Dataset items:
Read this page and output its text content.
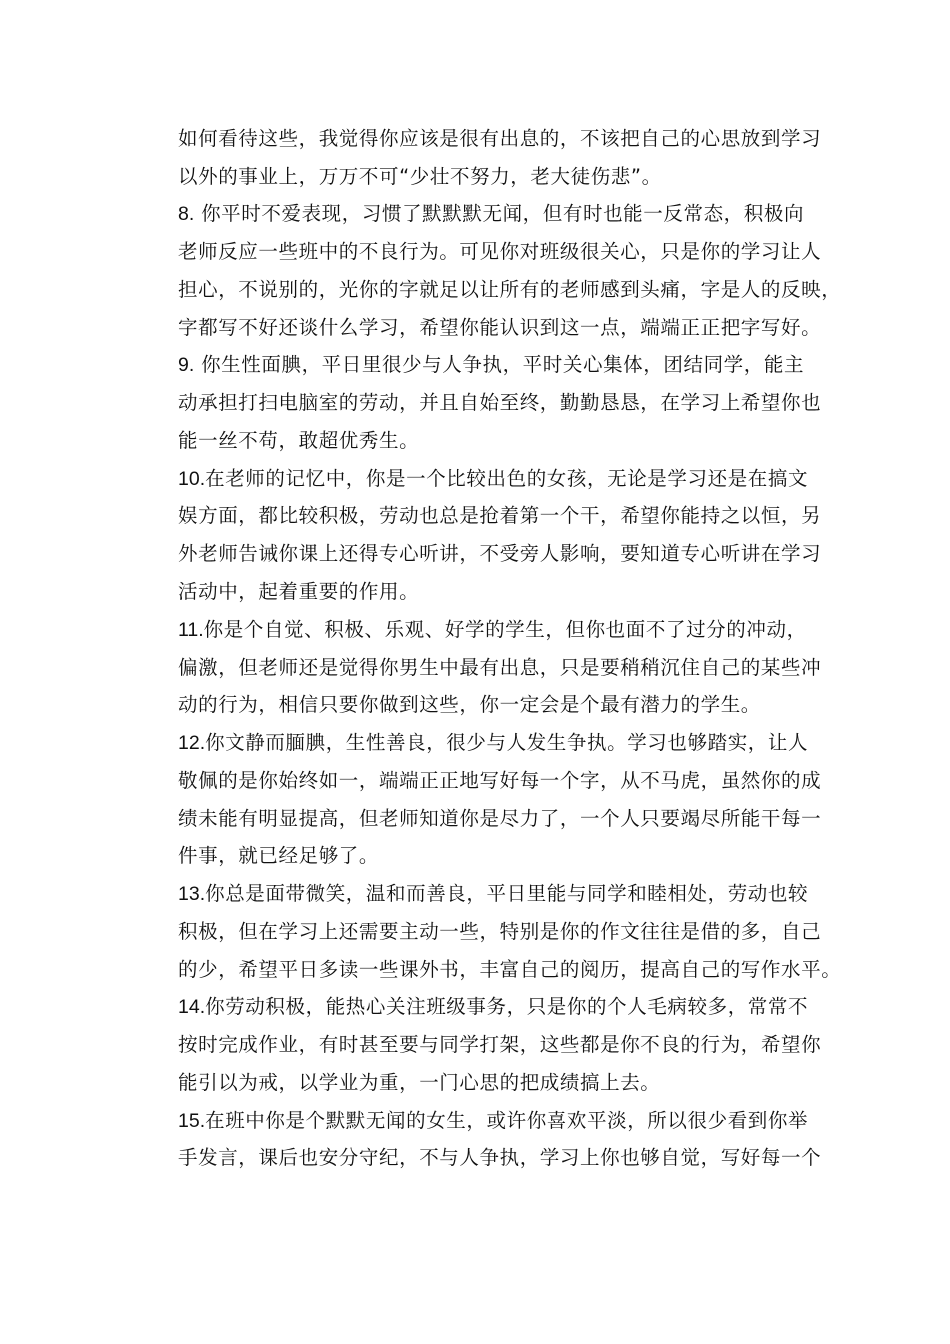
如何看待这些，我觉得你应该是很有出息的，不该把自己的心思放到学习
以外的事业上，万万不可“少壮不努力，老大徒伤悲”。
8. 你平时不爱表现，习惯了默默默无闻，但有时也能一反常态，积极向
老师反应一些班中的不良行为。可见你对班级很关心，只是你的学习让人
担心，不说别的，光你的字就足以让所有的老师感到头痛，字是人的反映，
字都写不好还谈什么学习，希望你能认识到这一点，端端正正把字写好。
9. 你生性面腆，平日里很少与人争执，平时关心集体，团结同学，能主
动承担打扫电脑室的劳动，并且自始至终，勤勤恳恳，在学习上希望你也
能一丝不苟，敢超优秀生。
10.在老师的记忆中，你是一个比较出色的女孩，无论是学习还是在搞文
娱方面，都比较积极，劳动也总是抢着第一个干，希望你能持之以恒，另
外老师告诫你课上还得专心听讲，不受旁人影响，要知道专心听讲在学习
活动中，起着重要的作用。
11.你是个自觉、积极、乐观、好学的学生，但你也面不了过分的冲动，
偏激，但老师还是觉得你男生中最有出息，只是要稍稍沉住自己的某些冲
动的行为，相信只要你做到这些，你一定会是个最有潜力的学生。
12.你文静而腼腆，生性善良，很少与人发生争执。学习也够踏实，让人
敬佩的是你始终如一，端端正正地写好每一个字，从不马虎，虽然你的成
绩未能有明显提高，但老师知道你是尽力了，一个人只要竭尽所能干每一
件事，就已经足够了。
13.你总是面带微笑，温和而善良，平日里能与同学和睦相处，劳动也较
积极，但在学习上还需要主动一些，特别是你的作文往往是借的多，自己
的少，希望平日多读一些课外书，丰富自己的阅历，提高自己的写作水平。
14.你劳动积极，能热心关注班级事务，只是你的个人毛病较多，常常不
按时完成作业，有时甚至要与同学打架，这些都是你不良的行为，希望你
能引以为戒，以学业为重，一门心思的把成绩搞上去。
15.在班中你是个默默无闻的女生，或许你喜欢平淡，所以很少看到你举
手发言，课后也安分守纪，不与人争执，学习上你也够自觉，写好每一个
==
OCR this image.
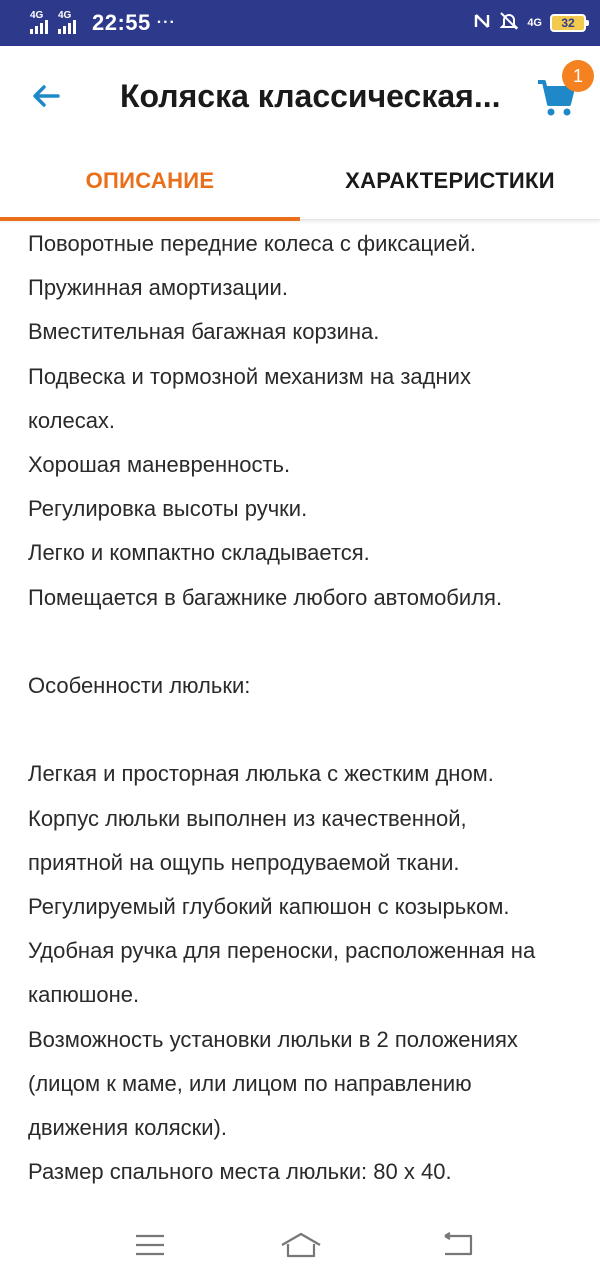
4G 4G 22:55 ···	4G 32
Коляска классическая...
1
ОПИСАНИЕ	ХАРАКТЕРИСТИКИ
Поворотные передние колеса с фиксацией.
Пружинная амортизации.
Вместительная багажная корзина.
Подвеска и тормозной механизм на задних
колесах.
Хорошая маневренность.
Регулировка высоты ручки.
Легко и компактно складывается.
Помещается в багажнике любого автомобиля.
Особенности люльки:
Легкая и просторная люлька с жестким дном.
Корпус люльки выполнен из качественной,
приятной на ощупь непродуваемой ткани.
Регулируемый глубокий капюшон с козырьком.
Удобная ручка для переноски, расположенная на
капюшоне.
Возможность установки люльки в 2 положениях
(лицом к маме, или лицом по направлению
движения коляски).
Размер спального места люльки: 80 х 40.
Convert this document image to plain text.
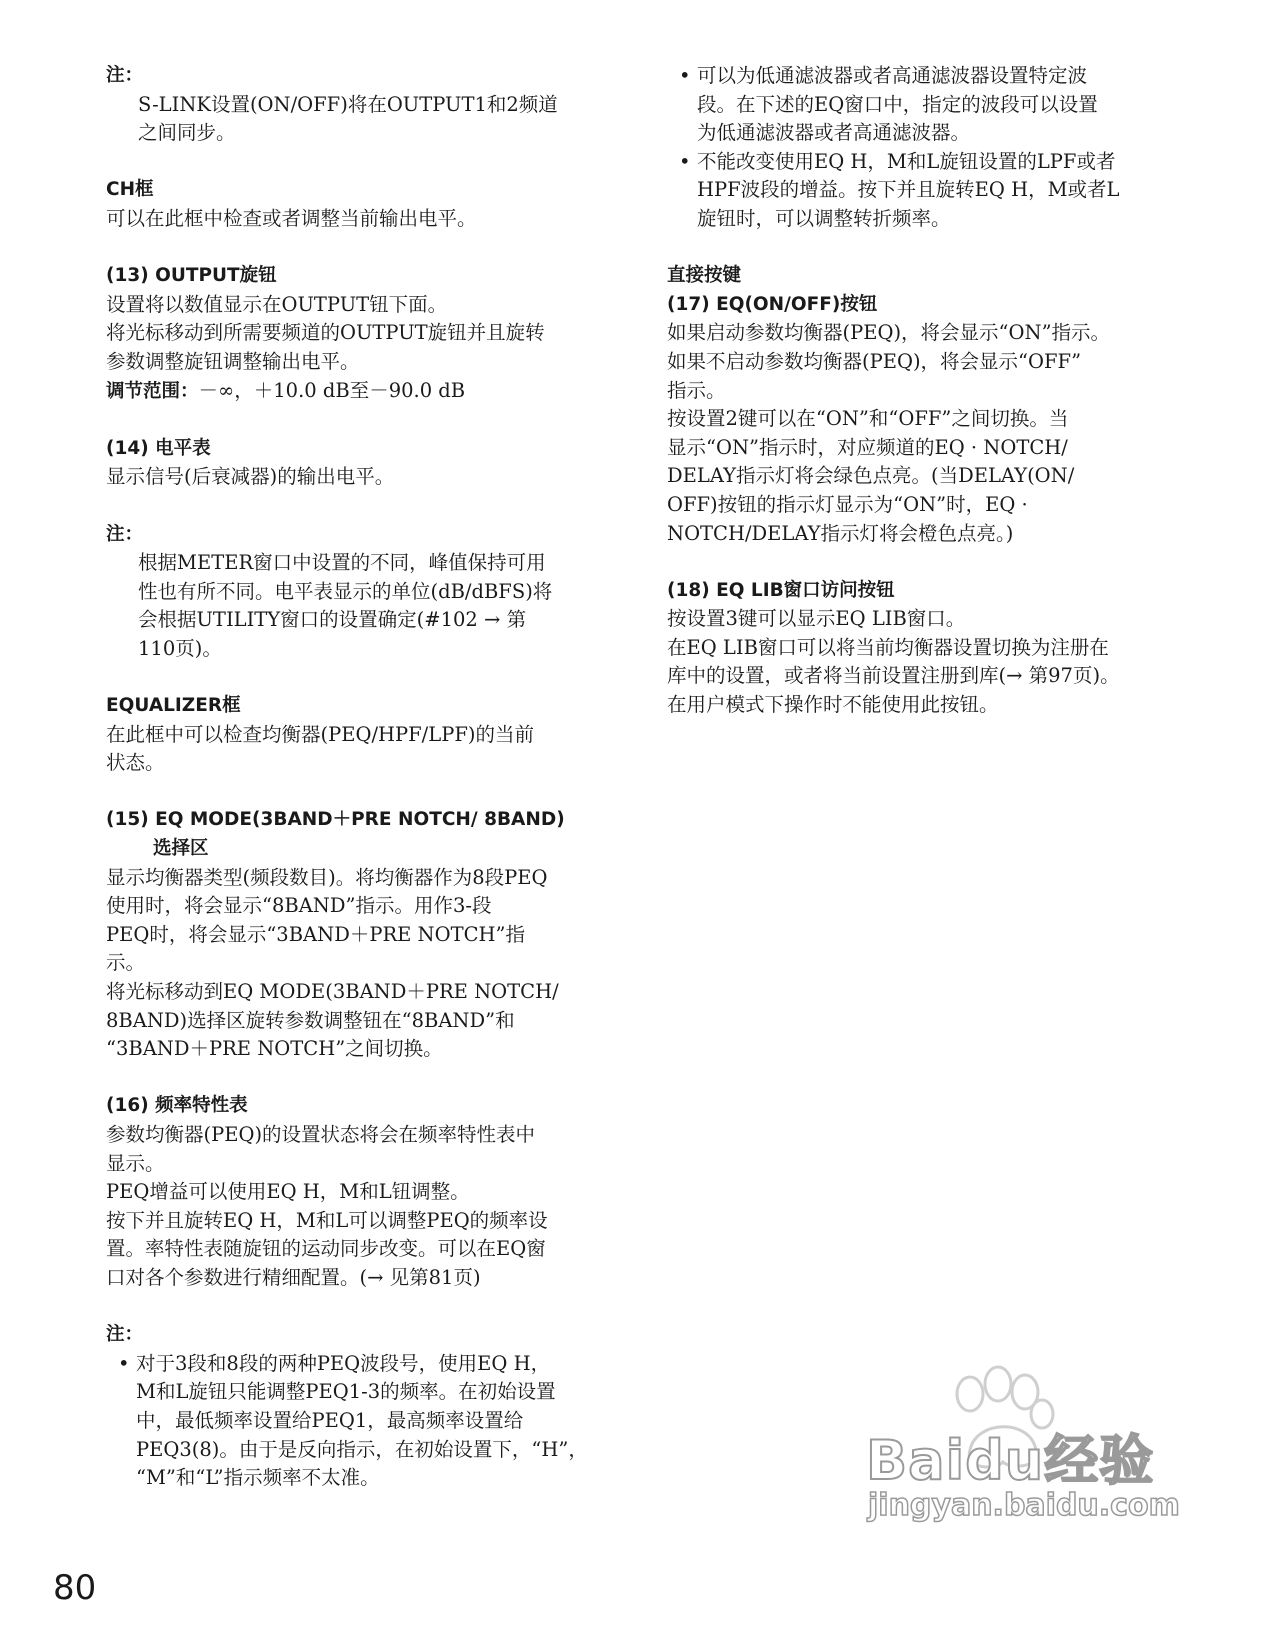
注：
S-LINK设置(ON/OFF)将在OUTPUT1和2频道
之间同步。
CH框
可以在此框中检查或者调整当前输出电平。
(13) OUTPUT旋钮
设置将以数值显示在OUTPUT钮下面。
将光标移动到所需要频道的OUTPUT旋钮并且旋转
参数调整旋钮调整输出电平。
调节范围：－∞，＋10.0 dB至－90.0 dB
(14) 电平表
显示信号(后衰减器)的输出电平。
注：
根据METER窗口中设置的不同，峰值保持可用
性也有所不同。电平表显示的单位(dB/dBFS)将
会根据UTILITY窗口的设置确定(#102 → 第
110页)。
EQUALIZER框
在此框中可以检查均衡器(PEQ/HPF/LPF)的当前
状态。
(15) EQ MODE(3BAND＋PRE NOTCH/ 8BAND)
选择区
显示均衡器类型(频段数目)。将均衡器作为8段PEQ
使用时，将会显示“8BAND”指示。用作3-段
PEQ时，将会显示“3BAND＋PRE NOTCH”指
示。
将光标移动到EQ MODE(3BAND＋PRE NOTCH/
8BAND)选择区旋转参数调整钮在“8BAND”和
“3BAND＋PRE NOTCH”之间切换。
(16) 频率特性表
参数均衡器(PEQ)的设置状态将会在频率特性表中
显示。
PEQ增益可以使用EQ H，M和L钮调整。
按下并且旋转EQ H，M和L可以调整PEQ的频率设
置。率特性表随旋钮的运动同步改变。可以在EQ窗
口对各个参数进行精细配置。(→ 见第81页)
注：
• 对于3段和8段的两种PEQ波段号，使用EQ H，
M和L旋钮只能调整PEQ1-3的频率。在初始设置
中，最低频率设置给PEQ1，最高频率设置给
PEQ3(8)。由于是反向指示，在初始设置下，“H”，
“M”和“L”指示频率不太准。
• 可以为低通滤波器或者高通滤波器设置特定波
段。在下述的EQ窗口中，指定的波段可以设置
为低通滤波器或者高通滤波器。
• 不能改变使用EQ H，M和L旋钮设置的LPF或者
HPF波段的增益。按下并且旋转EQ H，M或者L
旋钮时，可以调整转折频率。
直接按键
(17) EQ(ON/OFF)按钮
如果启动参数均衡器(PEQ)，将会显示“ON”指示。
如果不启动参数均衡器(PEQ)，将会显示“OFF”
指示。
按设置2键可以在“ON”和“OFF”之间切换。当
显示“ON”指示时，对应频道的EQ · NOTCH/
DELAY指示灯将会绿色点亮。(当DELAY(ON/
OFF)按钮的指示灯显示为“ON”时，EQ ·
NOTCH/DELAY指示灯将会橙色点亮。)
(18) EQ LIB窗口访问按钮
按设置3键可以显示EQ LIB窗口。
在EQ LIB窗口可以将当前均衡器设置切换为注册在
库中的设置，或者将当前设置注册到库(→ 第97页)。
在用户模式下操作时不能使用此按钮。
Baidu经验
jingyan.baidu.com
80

WORK TO DO → Using the records above, copy each line that contains "this".

RESPONSE →
Read this page and output its text content.
OCR this image.
Convert this document image to plain text.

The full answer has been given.